Stored data:
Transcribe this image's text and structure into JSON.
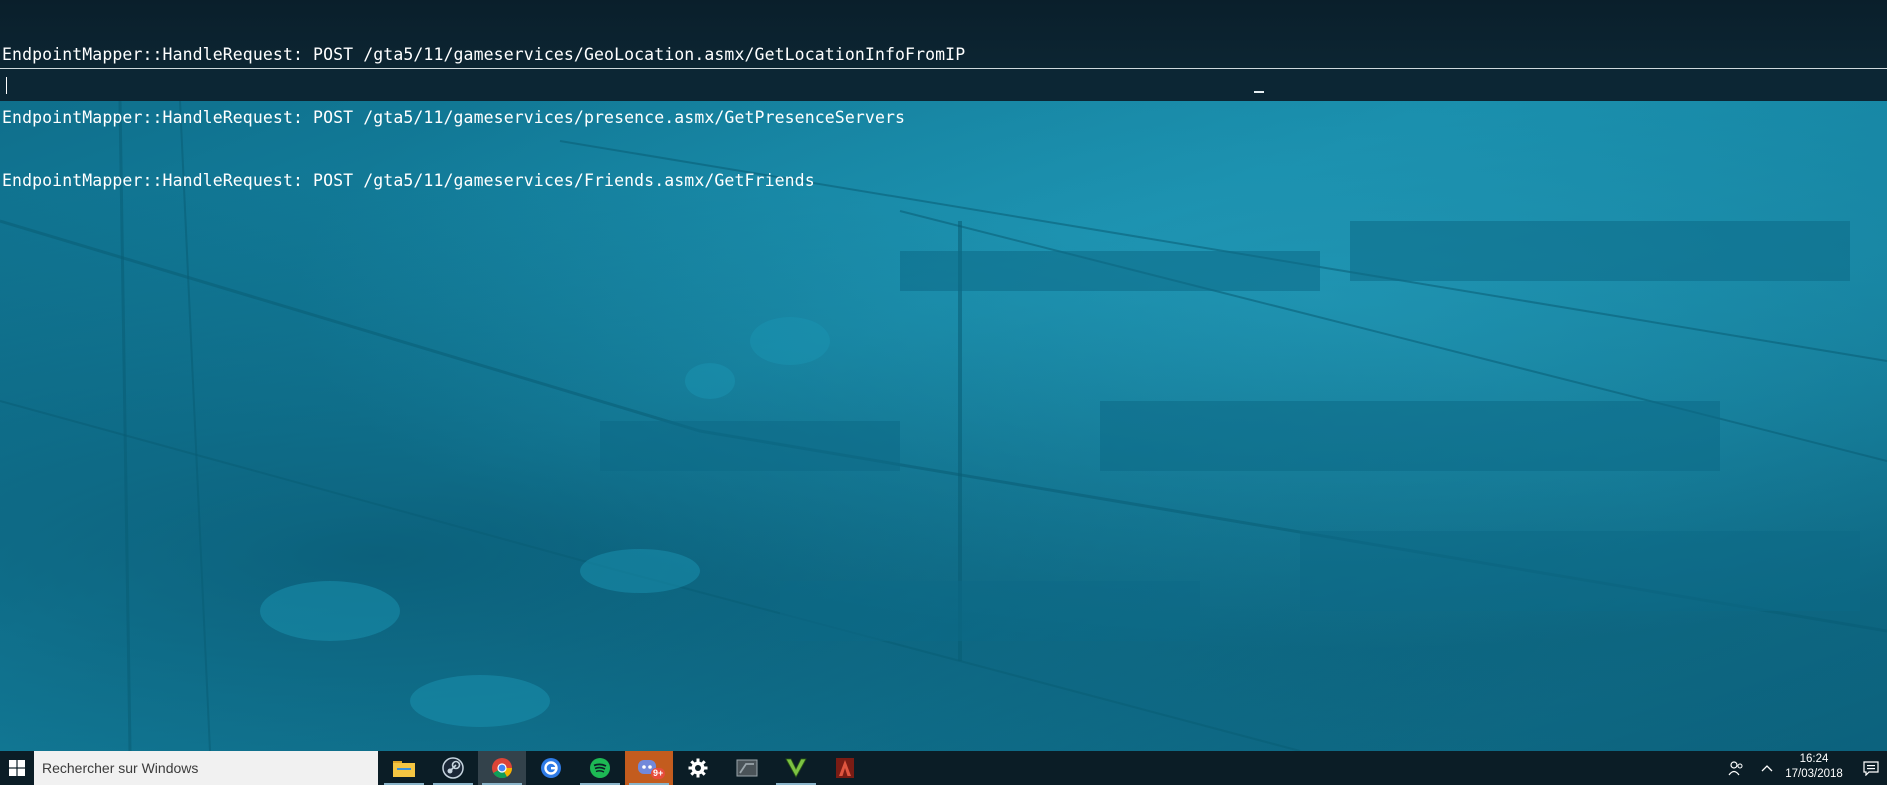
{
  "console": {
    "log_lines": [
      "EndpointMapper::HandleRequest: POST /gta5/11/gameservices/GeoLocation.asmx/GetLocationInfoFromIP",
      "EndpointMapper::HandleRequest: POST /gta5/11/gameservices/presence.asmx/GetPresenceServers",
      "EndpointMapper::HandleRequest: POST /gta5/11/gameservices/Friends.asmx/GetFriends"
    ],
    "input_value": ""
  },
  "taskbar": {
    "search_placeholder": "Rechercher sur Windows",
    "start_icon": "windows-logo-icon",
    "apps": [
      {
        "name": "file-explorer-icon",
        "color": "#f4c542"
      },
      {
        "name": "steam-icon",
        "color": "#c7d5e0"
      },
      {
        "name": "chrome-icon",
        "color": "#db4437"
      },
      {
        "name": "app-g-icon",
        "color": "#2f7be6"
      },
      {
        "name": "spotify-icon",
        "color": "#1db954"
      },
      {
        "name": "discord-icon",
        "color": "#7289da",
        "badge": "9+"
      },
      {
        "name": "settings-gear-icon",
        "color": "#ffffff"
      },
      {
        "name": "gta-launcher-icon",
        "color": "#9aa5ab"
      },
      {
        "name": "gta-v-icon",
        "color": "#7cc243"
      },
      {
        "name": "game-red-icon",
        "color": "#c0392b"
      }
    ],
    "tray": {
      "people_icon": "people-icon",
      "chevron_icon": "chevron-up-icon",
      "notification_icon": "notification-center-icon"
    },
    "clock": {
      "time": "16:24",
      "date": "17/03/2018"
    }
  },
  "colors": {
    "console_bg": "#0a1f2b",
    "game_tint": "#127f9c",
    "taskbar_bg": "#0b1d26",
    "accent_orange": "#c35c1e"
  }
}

---

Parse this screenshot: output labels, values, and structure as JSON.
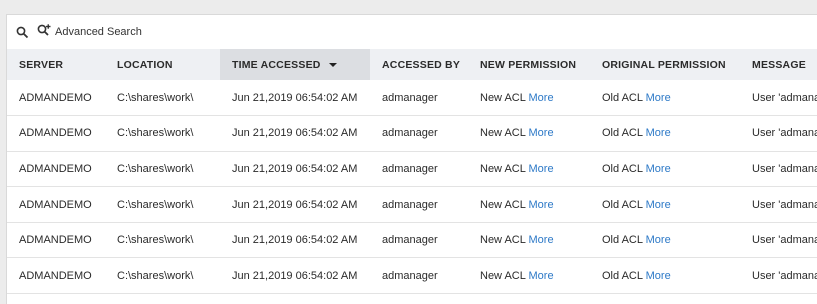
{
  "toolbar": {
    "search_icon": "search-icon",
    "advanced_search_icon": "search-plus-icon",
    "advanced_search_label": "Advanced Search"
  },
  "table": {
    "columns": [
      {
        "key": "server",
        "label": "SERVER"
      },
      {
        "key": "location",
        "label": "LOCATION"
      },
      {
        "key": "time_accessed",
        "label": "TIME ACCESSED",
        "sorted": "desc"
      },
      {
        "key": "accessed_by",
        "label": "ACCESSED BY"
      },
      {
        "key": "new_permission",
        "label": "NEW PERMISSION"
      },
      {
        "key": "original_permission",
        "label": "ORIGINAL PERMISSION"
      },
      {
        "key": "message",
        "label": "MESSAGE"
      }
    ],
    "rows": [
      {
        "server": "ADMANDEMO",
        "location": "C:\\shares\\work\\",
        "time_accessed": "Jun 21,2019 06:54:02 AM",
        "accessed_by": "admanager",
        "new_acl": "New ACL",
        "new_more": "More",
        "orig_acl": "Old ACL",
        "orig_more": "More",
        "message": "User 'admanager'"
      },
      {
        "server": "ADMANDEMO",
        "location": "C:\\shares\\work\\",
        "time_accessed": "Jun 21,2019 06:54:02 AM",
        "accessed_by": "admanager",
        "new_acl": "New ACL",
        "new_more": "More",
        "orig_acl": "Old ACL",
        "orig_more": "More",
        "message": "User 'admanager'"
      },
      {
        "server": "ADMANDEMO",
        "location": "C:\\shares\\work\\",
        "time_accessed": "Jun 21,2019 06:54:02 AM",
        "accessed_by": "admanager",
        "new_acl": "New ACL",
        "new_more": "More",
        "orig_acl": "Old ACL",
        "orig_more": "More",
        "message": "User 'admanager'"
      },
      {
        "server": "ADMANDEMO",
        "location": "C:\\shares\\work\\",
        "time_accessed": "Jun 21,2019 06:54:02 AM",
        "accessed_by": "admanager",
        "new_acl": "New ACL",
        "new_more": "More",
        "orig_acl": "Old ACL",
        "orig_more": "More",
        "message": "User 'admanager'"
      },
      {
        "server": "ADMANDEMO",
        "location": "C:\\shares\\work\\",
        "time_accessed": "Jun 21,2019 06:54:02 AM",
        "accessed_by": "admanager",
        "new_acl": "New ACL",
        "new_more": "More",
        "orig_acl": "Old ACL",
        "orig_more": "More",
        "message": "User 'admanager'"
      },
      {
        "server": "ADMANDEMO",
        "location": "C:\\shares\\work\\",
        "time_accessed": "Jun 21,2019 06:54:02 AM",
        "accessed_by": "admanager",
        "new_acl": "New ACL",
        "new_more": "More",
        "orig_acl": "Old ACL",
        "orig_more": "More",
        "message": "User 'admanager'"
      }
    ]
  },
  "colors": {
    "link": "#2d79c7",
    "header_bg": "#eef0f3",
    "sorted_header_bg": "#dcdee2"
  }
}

* STATED TASK *
Search the entries for the word "HandleRequest" and gather every line where it appears.

* CORRECT RESULT *
      "EndpointMapper::HandleRequest: POST /gta5/11/gameservices/GeoLocation.asmx/GetLocationInfoFromIP",
      "EndpointMapper::HandleRequest: POST /gta5/11/gameservices/presence.asmx/GetPresenceServers",
      "EndpointMapper::HandleRequest: POST /gta5/11/gameservices/Friends.asmx/GetFriends"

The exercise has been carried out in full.